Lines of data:
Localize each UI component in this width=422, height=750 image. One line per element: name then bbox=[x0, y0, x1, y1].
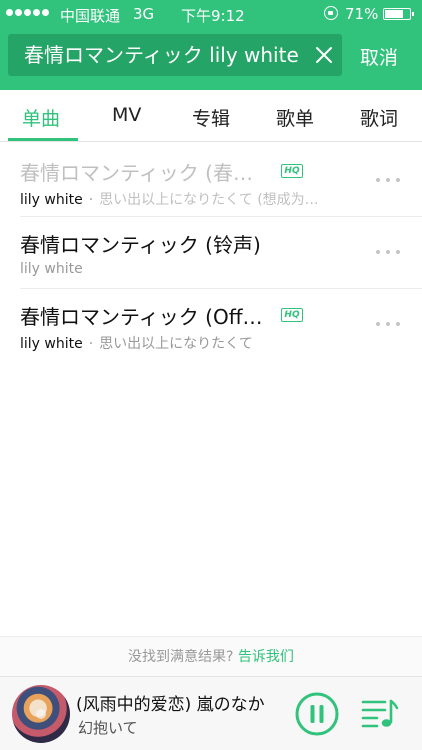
tab-albums[interactable]: 专辑 bbox=[192, 104, 230, 131]
album-name: 思い出以上になりたくて (想成为… bbox=[99, 192, 319, 208]
song-title: 春情ロマンティック (Off… bbox=[20, 305, 263, 329]
tab-lyrics[interactable]: 歌词 bbox=[360, 104, 398, 131]
network-type: 3G bbox=[133, 5, 155, 23]
tab-songs[interactable]: 单曲 bbox=[22, 104, 60, 131]
song-meta: lily white · 思い出以上になりたくて (想成为… bbox=[20, 189, 319, 209]
meta-separator: · bbox=[88, 336, 94, 352]
tab-playlists[interactable]: 歌单 bbox=[276, 104, 314, 131]
battery-icon bbox=[383, 8, 414, 20]
song-title: 春情ロマンティック (春… bbox=[20, 161, 253, 185]
hq-badge: HQ bbox=[281, 164, 303, 178]
feedback-link[interactable]: 告诉我们 bbox=[238, 649, 294, 665]
more-options-icon[interactable] bbox=[376, 250, 402, 256]
tab-bar: 单曲 MV 专辑 歌单 歌词 bbox=[0, 90, 422, 142]
mini-player[interactable]: (风雨中的爱恋) 嵐のなか 幻抱いて bbox=[0, 676, 422, 750]
song-title: 春情ロマンティック (铃声) bbox=[20, 233, 261, 257]
pause-button[interactable] bbox=[295, 692, 339, 736]
active-tab-indicator bbox=[8, 138, 78, 141]
more-options-icon[interactable] bbox=[376, 322, 402, 328]
artist-name: lily white bbox=[20, 261, 83, 277]
list-item[interactable]: 春情ロマンティック (铃声) lily white bbox=[0, 217, 422, 289]
battery-fill bbox=[385, 10, 404, 18]
feedback-prompt: 没找到满意结果? bbox=[128, 649, 234, 665]
status-time: 下午9:12 bbox=[181, 7, 245, 25]
playlist-icon[interactable] bbox=[361, 697, 399, 731]
meta-separator: · bbox=[88, 192, 94, 208]
song-meta: lily white · 思い出以上になりたくて bbox=[20, 333, 253, 353]
list-item[interactable]: 春情ロマンティック (春… HQ lily white · 思い出以上になりたくて … bbox=[0, 145, 422, 217]
tab-mv[interactable]: MV bbox=[112, 104, 141, 126]
album-cover[interactable] bbox=[12, 685, 70, 743]
clear-icon[interactable] bbox=[314, 45, 334, 65]
header: 中国联通 3G 下午9:12 71% 取消 bbox=[0, 0, 422, 90]
rotation-lock-icon bbox=[324, 6, 338, 20]
carrier-name: 中国联通 bbox=[60, 7, 121, 25]
now-playing-title: (风雨中的爱恋) 嵐のなか bbox=[76, 695, 265, 715]
artist-name: lily white bbox=[20, 336, 83, 352]
now-playing-subtitle: 幻抱いて bbox=[78, 719, 138, 737]
artist-name: lily white bbox=[20, 192, 83, 208]
search-input[interactable] bbox=[24, 34, 304, 76]
search-box bbox=[8, 34, 342, 76]
list-item[interactable]: 春情ロマンティック (Off… HQ lily white · 思い出以上になりたく… bbox=[0, 289, 422, 361]
status-bar: 中国联通 3G 下午9:12 71% bbox=[0, 0, 422, 28]
song-meta: lily white bbox=[20, 261, 83, 277]
feedback-bar: 没找到满意结果? 告诉我们 bbox=[0, 636, 422, 676]
battery-percent: 71% bbox=[345, 5, 379, 23]
more-options-icon[interactable] bbox=[376, 178, 402, 184]
cancel-button[interactable]: 取消 bbox=[360, 43, 398, 70]
hq-badge: HQ bbox=[281, 308, 303, 322]
signal-strength-icon bbox=[6, 9, 49, 16]
album-name: 思い出以上になりたくて bbox=[99, 336, 253, 352]
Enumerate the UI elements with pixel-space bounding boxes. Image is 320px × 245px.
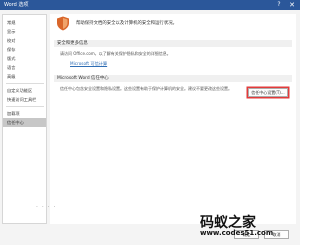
title-bar: Word 选项 ? ✕ bbox=[0, 0, 300, 10]
sidebar-item-layout[interactable]: 版式 bbox=[3, 54, 46, 63]
sidebar-item-save[interactable]: 保存 bbox=[3, 45, 46, 54]
sidebar-item-quick-access-toolbar[interactable]: 快速访问工具栏 bbox=[3, 95, 46, 104]
privacy-section-header: 安全和更多信息 bbox=[54, 40, 292, 47]
watermark-url: www.codes51.com bbox=[200, 229, 274, 237]
close-button[interactable]: ✕ bbox=[287, 0, 297, 10]
trustworthy-computing-link[interactable]: Microsoft 可信计算 bbox=[70, 61, 107, 67]
privacy-text: 请访问 Office.com，以了解有关保护隐私和安全的详细信息。 bbox=[60, 51, 171, 56]
shield-icon bbox=[57, 16, 69, 31]
sidebar-item-general[interactable]: 常规 bbox=[3, 18, 46, 27]
sidebar-item-proofing[interactable]: 校对 bbox=[3, 36, 46, 45]
sidebar-item-advanced[interactable]: 高级 bbox=[3, 72, 46, 81]
content-panel: 帮助保持文档的安全以及计算机的安全和运行状况。 安全和更多信息 请访问 Offi… bbox=[50, 14, 296, 224]
sidebar-item-add-ins[interactable]: 加载项 bbox=[3, 109, 46, 118]
sidebar-item-customize-ribbon[interactable]: 自定义功能区 bbox=[3, 86, 46, 95]
window-title: Word 选项 bbox=[4, 2, 29, 8]
trust-center-section-header: Microsoft Word 信任中心 bbox=[54, 75, 292, 82]
sidebar-divider bbox=[6, 106, 44, 107]
trust-center-settings-button[interactable]: 信任中心设置(T)... bbox=[248, 88, 288, 97]
sidebar-item-display[interactable]: 显示 bbox=[3, 27, 46, 36]
word-options-dialog: Word 选项 ? ✕ 常规 显示 校对 保存 版式 语言 高级 自定义功能区 … bbox=[0, 0, 300, 245]
intro-text: 帮助保持文档的安全以及计算机的安全和运行状况。 bbox=[76, 21, 177, 26]
resize-grip-dots: · · · · bbox=[36, 204, 57, 211]
sidebar-item-trust-center[interactable]: 信任中心 bbox=[3, 118, 46, 127]
trust-center-description: 信任中心包含安全设置和隐私设置。这些设置有助于保护计算机的安全。建议不要更改这些… bbox=[60, 86, 232, 91]
options-sidebar: 常规 显示 校对 保存 版式 语言 高级 自定义功能区 快速访问工具栏 加载项 … bbox=[2, 14, 47, 224]
help-button[interactable]: ? bbox=[274, 0, 284, 10]
sidebar-divider bbox=[6, 83, 44, 84]
sidebar-item-language[interactable]: 语言 bbox=[3, 63, 46, 72]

▶ STATED GOAL
Format the lines of the material as a JSON list of strings, one string per line and no blank lines, starting at the line with "tab-albums[interactable]: 专辑 bbox=[192, 104, 230, 131]" and ending with the line with "meta-separator: · bbox=[88, 336, 94, 352]", both included.

▶ EXERCISE RESPONSE
[
  "tab-albums[interactable]: 专辑 bbox=[192, 104, 230, 131]",
  "album-name: 思い出以上になりたくて (想成为… bbox=[99, 192, 319, 208]",
  "song-title: 春情ロマンティック (Off… bbox=[20, 305, 263, 329]",
  "tab-lyrics[interactable]: 歌词 bbox=[360, 104, 398, 131]",
  "network-type: 3G bbox=[133, 5, 155, 23]",
  "tab-songs[interactable]: 单曲 bbox=[22, 104, 60, 131]",
  "song-meta: lily white · 思い出以上になりたくて (想成为… bbox=[20, 189, 319, 209]",
  "meta-separator: · bbox=[88, 336, 94, 352]"
]